Task input:

┌──

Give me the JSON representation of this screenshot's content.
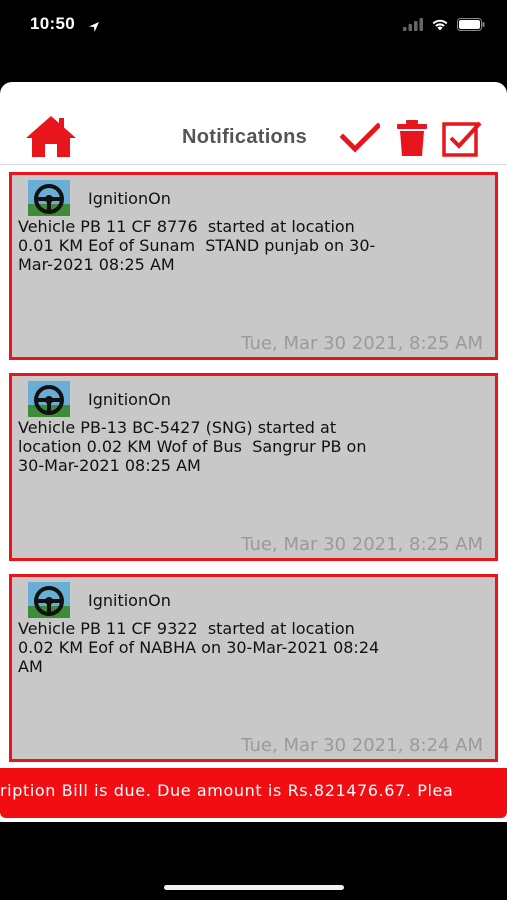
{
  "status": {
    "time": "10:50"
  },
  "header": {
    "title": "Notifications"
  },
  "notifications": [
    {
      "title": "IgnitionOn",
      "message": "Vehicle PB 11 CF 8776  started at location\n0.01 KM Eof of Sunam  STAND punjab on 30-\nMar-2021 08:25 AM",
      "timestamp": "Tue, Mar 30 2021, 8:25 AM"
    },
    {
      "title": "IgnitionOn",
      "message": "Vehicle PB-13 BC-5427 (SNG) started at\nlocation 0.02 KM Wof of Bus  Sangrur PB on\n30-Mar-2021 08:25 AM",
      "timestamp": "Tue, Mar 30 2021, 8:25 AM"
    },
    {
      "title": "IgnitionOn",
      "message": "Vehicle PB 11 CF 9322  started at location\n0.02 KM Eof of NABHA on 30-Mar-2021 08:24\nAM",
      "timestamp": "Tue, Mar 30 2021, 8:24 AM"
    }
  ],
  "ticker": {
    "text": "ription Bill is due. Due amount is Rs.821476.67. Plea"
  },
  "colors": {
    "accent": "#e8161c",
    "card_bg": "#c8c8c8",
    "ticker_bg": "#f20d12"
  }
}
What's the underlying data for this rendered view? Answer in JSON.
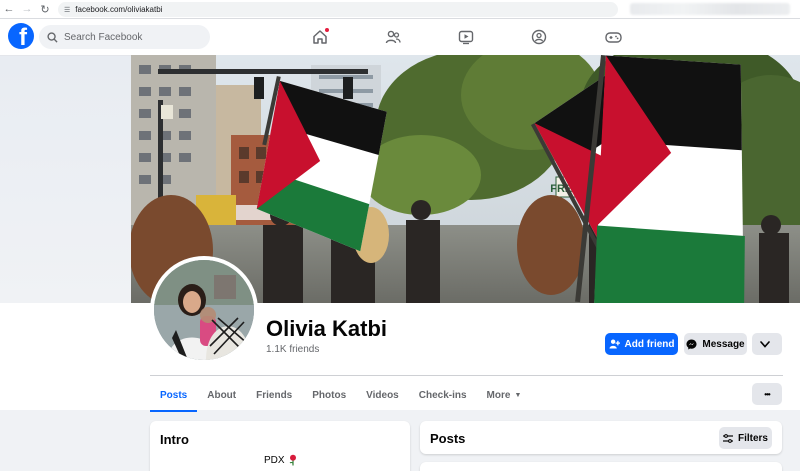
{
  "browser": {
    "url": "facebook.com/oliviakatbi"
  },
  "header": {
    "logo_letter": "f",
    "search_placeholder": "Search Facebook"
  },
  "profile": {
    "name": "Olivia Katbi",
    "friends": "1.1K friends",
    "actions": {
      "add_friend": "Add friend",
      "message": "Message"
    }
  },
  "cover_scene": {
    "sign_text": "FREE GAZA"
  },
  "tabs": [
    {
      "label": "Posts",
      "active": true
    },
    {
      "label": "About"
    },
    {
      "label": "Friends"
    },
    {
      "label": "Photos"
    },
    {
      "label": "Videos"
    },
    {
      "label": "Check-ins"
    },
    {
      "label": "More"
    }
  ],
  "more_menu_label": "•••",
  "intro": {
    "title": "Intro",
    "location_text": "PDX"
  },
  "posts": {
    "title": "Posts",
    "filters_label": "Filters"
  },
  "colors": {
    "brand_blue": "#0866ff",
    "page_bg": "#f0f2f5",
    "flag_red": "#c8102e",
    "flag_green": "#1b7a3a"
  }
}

└──

To be done: Copy out the whole listing exactly, and don't carry over any pictures.

Response to the exercise:
Give me the JSON representation of this screenshot's content.
{
  "status": {
    "time": "10:50"
  },
  "header": {
    "title": "Notifications"
  },
  "notifications": [
    {
      "title": "IgnitionOn",
      "message": "Vehicle PB 11 CF 8776  started at location\n0.01 KM Eof of Sunam  STAND punjab on 30-\nMar-2021 08:25 AM",
      "timestamp": "Tue, Mar 30 2021, 8:25 AM"
    },
    {
      "title": "IgnitionOn",
      "message": "Vehicle PB-13 BC-5427 (SNG) started at\nlocation 0.02 KM Wof of Bus  Sangrur PB on\n30-Mar-2021 08:25 AM",
      "timestamp": "Tue, Mar 30 2021, 8:25 AM"
    },
    {
      "title": "IgnitionOn",
      "message": "Vehicle PB 11 CF 9322  started at location\n0.02 KM Eof of NABHA on 30-Mar-2021 08:24\nAM",
      "timestamp": "Tue, Mar 30 2021, 8:24 AM"
    }
  ],
  "ticker": {
    "text": "ription Bill is due. Due amount is Rs.821476.67. Plea"
  },
  "colors": {
    "accent": "#e8161c",
    "card_bg": "#c8c8c8",
    "ticker_bg": "#f20d12"
  }
}
What's the underlying data for this rendered view? Answer in JSON.
{
  "browser": {
    "url": "facebook.com/oliviakatbi"
  },
  "header": {
    "logo_letter": "f",
    "search_placeholder": "Search Facebook"
  },
  "profile": {
    "name": "Olivia Katbi",
    "friends": "1.1K friends",
    "actions": {
      "add_friend": "Add friend",
      "message": "Message"
    }
  },
  "cover_scene": {
    "sign_text": "FREE GAZA"
  },
  "tabs": [
    {
      "label": "Posts",
      "active": true
    },
    {
      "label": "About"
    },
    {
      "label": "Friends"
    },
    {
      "label": "Photos"
    },
    {
      "label": "Videos"
    },
    {
      "label": "Check-ins"
    },
    {
      "label": "More"
    }
  ],
  "more_menu_label": "•••",
  "intro": {
    "title": "Intro",
    "location_text": "PDX"
  },
  "posts": {
    "title": "Posts",
    "filters_label": "Filters"
  },
  "colors": {
    "brand_blue": "#0866ff",
    "page_bg": "#f0f2f5",
    "flag_red": "#c8102e",
    "flag_green": "#1b7a3a"
  }
}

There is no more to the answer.